Problems to solve:
• a. Decide whether each statement below agrees with the Cloudflare API token scenario. Answer yes or no for each, and quote the words of the text that decide it.
(i) A planned rotation is advised every 6–12 months.
(ii) One shared token should serve Traefik, CI and Saltbox.
(iii) The Docs CI token needs Zone DNS Edit permission.
• b. Reproduce the part of the Cloudflare API token scenario from "Use separate tokens" up to and including "Pages → Edit only.".
• c. Carry on the Cloudflare API token scenario, starting right after its final sentence.

Supplied passage:
########

Scenario A — Cloudflare API token leak or rotation

When to use

  • Token committed to git, pasted in a ticket, or Cloudflare audit shows misuse.
  • Planned rotation (good hygiene every 6–12 months).
  • Traefik logs: Cloudflare API errors during cert renewal.

Where tokens live today

Location Key name Scope needed
services/traefik/.env.sops.yaml CF_DNS_API_TOKEN Zone DNS Edit for realemail.app
GitHub Actions docs.yml CLOUDFLARE_API_TOKEN, CLOUDFLARE_ACCOUNT_ID Pages deploy (separate token recommended)
Saltbox inventory on saltierpoop Per-app DNS roles Optional — many apps use Cloudflare DNS records

Use separate tokens per consumer when possible (Traefik DNS-01 vs CI vs Saltbox).

Response steps

  1. Cloudflare dashboard → My Profile → API Tokens → revoke the compromised token.
  2. Create replacement with minimum scope:
  3. Traefik: Zone → DNS → Edit on realemail.app (and any other zones Traefik manages).
  4. Docs CI: Account → Cloudflare Pages → Edit only.

########

Given data:
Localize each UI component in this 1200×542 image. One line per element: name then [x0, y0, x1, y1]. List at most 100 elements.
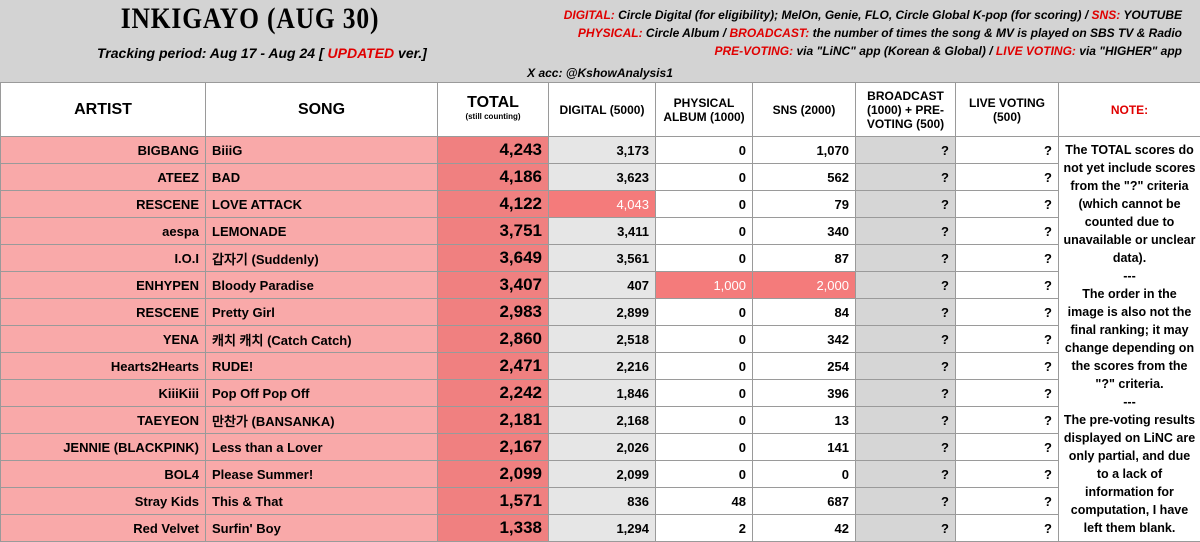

########

Expected results:
• a.
(i) Yes: "Planned rotation (good hygiene every 6–12 months)."
(ii) No: "Use separate tokens per consumer when possible (Traefik DNS-01 vs CI vs Saltbox)."
(iii) No: "Docs CI: Account → Cloudflare Pages → Edit only."

• b.
Use separate tokens per consumer when possible (Traefik DNS-01 vs CI vs Saltbox).

Response steps

  1. Cloudflare dashboard → My Profile → API Tokens → revoke the compromised token.
  2. Create replacement with minimum scope:
  3. Traefik: Zone → DNS → Edit on realemail.app (and any other zones Traefik manages).
  4. Docs CI: Account → Cloudflare Pages → Edit only.

• c.
  5. Update secrets (never commit plaintext):
# On dev machine with age key / sops
sops services/traefik/.env.sops.yaml
# Edit CF_DNS_API_TOKEN, save encrypted
git add services/traefik/.env.sops.yaml && git commit && git push
  1. Redeploy Traefik on infra-services:
ssh infra-services
cd /opt/homelab/services/traefik
SOPS_AGE_KEY_FILE=/etc/homelab/age-key.txt sops -d .env.sops.yaml \
  | sed 's/CF_DNS_API_TOKEN: /CLOUDFLARE_DNS_API_TOKEN=/' > .env
docker compose up -d
  1. Saltbox Traefik (if token shared): update inventory / accounts.yml as applicable, then sb install traefik on saltierpoop.
  2. GitHub: Settings → Secrets → update CLOUDFLARE_API_TOKEN if CI token was rotated.
  3. Verify renewal (force if needed):
docker logs traefik 2>&1 | tail -50 | grep -i acme
curl -sI https://traefik.infra.realemail.app | head -5
  1. Post-incident: Cloudflare Audit Logs → confirm old token shows no further API calls.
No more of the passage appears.